What you should do:
Keep the wording of each record exactly the same when you repeat it, and leave out pictures.

Supplied records:
○ ○ ○ ○ ○ ○ ○

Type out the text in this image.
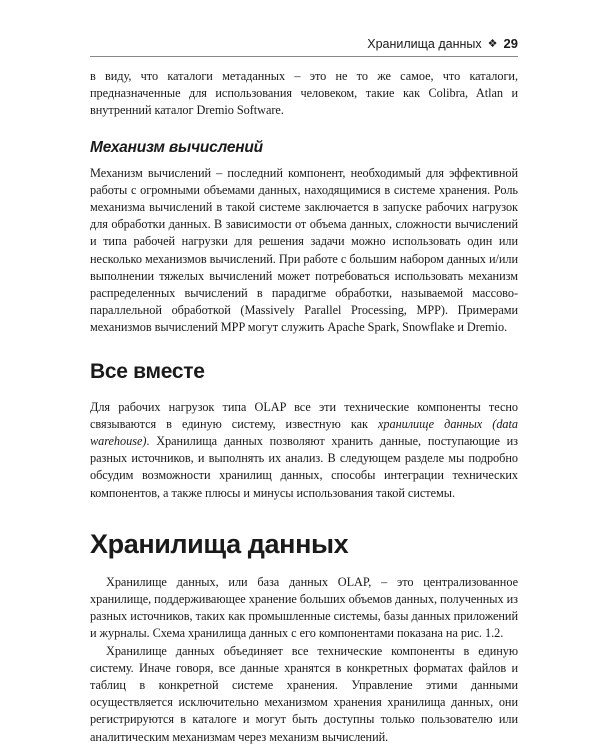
Хранилища данных ❖ 29

в виду, что каталоги метаданных – это не то же самое, что каталоги, предназначенные для использования человеком, такие как Colibra, Atlan и внутренний каталог Dremio Software.

Механизм вычислений

Механизм вычислений – последний компонент, необходимый для эффективной работы с огромными объемами данных, находящимися в системе хранения. Роль механизма вычислений в такой системе заключается в запуске рабочих нагрузок для обработки данных. В зависимости от объема данных, сложности вычислений и типа рабочей нагрузки для решения задачи можно использовать один или несколько механизмов вычислений. При работе с большим набором данных и/или выполнении тяжелых вычислений может потребоваться использовать механизм распределенных вычислений в парадигме обработки, называемой массово-параллельной обработкой (Massively Parallel Processing, MPP). Примерами механизмов вычислений MPP могут служить Apache Spark, Snowflake и Dremio.

Все вместе

Для рабочих нагрузок типа OLAP все эти технические компоненты тесно связываются в единую систему, известную как хранилище данных (data warehouse). Хранилища данных позволяют хранить данные, поступающие из разных источников, и выполнять их анализ. В следующем разделе мы подробно обсудим возможности хранилищ данных, способы интеграции технических компонентов, а также плюсы и минусы использования такой системы.

Хранилища данных

Хранилище данных, или база данных OLAP, – это централизованное хранилище, поддерживающее хранение больших объемов данных, полученных из разных источников, таких как промышленные системы, базы данных приложений и журналы. Схема хранилища данных с его компонентами показана на рис. 1.2.

Хранилище данных объединяет все технические компоненты в единую систему. Иначе говоря, все данные хранятся в конкретных форматах файлов и таблиц в конкретной системе хранения. Управление этими данными осуществляется исключительно механизмом хранения хранилища данных, они регистрируются в каталоге и могут быть доступны только пользователю или аналитическим механизмам через механизм вычислений.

○ ○ ○ ○ ○ ○ ○

Output for this exercise:
Type out the text in this image.
Хранилища данных ❖ 29

в виду, что каталоги метаданных – это не то же самое, что каталоги, предназначенные для использования человеком, такие как Colibra, Atlan и внутренний каталог Dremio Software.

Механизм вычислений

Механизм вычислений – последний компонент, необходимый для эффективной работы с огромными объемами данных, находящимися в системе хранения. Роль механизма вычислений в такой системе заключается в запуске рабочих нагрузок для обработки данных. В зависимости от объема данных, сложности вычислений и типа рабочей нагрузки для решения задачи можно использовать один или несколько механизмов вычислений. При работе с большим набором данных и/или выполнении тяжелых вычислений может потребоваться использовать механизм распределенных вычислений в парадигме обработки, называемой массово-параллельной обработкой (Massively Parallel Processing, MPP). Примерами механизмов вычислений MPP могут служить Apache Spark, Snowflake и Dremio.

Все вместе

Для рабочих нагрузок типа OLAP все эти технические компоненты тесно связываются в единую систему, известную как хранилище данных (data warehouse). Хранилища данных позволяют хранить данные, поступающие из разных источников, и выполнять их анализ. В следующем разделе мы подробно обсудим возможности хранилищ данных, способы интеграции технических компонентов, а также плюсы и минусы использования такой системы.

Хранилища данных

Хранилище данных, или база данных OLAP, – это централизованное хранилище, поддерживающее хранение больших объемов данных, полученных из разных источников, таких как промышленные системы, базы данных приложений и журналы. Схема хранилища данных с его компонентами показана на рис. 1.2.

Хранилище данных объединяет все технические компоненты в единую систему. Иначе говоря, все данные хранятся в конкретных форматах файлов и таблиц в конкретной системе хранения. Управление этими данными осуществляется исключительно механизмом хранения хранилища данных, они регистрируются в каталоге и могут быть доступны только пользователю или аналитическим механизмам через механизм вычислений.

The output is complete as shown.